- EXERCISE -
Pull out every line from the listing that has the word "this".
# START OF DATASET ENTRIES
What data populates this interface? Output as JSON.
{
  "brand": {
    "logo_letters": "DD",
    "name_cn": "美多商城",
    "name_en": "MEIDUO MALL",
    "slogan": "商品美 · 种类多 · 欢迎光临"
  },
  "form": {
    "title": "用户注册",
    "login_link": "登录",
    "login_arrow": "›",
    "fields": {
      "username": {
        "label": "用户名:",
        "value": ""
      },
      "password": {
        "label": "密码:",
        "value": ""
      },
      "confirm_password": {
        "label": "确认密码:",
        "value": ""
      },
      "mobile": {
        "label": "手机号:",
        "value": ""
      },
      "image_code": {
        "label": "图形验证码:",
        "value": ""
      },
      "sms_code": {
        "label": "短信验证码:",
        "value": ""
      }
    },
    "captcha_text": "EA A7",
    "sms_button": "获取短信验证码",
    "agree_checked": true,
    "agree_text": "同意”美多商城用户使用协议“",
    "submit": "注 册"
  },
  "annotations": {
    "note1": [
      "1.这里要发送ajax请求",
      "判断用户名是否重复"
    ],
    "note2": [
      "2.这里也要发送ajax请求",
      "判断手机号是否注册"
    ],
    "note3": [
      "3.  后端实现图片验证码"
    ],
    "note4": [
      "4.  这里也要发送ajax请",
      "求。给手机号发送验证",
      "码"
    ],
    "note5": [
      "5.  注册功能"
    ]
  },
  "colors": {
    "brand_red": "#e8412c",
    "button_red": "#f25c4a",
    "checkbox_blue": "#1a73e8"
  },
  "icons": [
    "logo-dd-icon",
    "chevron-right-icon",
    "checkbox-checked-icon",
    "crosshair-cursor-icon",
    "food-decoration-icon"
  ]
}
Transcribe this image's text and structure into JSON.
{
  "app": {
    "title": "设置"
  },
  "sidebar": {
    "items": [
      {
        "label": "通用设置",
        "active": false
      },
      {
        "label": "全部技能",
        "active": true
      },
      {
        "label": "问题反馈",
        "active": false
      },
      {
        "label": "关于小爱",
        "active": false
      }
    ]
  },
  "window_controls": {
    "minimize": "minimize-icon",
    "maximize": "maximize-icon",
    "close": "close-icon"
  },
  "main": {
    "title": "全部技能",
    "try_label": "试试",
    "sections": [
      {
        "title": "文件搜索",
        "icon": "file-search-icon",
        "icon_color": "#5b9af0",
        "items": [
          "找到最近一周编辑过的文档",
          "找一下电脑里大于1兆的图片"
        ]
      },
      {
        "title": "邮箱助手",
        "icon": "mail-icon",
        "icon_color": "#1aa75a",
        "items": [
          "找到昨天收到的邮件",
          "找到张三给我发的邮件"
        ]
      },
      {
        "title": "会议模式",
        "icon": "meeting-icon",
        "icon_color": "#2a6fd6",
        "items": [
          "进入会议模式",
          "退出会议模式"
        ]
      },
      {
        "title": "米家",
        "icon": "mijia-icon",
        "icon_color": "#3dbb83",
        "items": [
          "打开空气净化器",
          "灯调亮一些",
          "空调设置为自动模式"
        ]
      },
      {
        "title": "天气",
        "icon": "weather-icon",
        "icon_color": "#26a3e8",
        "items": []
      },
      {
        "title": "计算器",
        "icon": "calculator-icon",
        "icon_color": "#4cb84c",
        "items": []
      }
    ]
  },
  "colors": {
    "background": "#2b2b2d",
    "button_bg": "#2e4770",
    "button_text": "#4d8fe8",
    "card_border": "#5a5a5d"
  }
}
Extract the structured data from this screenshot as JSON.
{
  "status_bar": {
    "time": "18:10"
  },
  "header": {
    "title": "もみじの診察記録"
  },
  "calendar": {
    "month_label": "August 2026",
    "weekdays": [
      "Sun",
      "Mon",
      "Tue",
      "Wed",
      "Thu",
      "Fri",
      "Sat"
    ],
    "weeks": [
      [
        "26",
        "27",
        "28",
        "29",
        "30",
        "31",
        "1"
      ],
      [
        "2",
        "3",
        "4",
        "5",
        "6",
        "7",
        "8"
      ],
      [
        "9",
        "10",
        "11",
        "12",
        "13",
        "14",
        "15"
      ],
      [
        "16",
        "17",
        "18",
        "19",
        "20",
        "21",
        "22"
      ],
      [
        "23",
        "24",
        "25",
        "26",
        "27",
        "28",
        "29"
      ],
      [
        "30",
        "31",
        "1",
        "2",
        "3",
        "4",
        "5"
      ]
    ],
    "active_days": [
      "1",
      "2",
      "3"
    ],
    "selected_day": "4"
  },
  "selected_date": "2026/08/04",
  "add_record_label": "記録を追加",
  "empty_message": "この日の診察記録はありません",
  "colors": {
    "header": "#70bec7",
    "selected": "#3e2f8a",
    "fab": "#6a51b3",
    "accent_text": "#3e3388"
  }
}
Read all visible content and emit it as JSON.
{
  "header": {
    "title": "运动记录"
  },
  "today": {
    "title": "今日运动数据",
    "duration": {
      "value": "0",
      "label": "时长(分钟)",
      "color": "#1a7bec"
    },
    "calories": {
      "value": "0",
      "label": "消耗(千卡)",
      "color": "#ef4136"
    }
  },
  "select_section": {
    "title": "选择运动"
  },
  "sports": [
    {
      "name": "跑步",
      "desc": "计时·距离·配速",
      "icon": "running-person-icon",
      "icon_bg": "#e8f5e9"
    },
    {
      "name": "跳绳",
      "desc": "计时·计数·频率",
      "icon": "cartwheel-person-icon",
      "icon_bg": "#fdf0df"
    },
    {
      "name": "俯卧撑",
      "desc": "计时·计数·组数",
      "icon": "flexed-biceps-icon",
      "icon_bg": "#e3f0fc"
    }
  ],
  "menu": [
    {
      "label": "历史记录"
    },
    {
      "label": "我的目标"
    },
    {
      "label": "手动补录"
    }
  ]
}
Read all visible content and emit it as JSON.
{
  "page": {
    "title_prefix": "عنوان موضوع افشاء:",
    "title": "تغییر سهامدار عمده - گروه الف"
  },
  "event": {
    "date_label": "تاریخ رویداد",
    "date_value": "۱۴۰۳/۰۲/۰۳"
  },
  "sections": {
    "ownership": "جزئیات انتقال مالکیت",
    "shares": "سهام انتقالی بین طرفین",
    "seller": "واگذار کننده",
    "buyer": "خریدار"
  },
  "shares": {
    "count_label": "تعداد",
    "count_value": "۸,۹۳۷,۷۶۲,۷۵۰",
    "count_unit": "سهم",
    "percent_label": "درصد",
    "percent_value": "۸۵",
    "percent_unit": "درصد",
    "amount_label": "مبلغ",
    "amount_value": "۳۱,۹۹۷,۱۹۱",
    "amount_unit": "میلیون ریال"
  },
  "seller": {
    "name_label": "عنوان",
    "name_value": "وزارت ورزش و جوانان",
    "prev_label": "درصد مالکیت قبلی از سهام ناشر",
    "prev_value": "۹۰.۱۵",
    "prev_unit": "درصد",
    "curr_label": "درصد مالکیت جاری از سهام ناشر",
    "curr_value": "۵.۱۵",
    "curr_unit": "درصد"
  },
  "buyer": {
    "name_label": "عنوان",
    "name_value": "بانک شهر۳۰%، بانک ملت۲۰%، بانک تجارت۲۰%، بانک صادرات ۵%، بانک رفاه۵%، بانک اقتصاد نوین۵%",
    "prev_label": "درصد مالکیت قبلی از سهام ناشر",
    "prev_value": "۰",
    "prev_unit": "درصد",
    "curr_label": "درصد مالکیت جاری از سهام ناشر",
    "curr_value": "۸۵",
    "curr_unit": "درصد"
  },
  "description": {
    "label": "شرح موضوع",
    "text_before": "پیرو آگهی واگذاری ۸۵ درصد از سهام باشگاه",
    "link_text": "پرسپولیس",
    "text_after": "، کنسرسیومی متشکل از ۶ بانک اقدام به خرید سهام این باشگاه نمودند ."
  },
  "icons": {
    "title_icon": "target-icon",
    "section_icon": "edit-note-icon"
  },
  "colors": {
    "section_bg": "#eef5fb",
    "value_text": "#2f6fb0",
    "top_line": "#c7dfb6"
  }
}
# END OF DATASET ENTRIES
- FULL OUTPUT -
What data populates this interface? Output as JSON.
Transcribe this image's text and structure into JSON.
Extract the structured data from this screenshot as JSON.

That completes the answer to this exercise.